Each line that holds the word "Summer" counts once; give the total number of such lines and nothing else.

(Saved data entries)
################

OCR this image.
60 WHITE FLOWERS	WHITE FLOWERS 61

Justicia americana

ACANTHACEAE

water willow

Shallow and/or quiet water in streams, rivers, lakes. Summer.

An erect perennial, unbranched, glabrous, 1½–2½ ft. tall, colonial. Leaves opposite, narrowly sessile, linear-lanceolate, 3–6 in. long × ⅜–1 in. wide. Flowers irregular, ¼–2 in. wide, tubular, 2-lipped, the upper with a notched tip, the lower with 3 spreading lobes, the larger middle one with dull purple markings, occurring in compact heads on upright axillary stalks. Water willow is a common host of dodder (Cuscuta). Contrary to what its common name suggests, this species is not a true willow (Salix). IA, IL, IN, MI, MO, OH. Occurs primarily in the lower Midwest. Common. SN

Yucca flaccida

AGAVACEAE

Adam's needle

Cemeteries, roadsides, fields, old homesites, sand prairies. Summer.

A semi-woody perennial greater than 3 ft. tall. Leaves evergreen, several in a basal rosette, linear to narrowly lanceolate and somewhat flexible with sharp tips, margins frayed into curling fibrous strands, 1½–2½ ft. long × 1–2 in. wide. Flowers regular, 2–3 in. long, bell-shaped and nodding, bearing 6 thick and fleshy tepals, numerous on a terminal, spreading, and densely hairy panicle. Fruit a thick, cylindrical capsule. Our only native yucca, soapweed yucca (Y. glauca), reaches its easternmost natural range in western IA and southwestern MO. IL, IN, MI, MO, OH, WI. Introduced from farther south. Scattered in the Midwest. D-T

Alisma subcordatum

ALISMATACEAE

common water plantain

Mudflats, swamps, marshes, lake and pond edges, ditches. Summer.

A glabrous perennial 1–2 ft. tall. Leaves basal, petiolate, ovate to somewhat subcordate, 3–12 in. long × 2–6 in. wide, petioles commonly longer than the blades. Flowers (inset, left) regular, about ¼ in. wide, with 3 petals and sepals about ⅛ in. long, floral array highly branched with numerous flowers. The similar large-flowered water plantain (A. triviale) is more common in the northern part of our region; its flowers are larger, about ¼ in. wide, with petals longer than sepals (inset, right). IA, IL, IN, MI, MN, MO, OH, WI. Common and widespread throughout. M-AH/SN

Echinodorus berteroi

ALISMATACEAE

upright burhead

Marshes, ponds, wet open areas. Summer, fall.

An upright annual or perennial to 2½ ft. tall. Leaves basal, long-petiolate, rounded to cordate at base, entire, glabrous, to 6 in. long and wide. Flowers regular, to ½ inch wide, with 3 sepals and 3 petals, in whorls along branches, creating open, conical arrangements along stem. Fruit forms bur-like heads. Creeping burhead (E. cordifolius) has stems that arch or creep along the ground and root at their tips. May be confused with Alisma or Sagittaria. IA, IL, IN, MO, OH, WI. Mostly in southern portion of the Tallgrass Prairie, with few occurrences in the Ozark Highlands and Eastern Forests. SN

################

▸ **Answer to the task**
4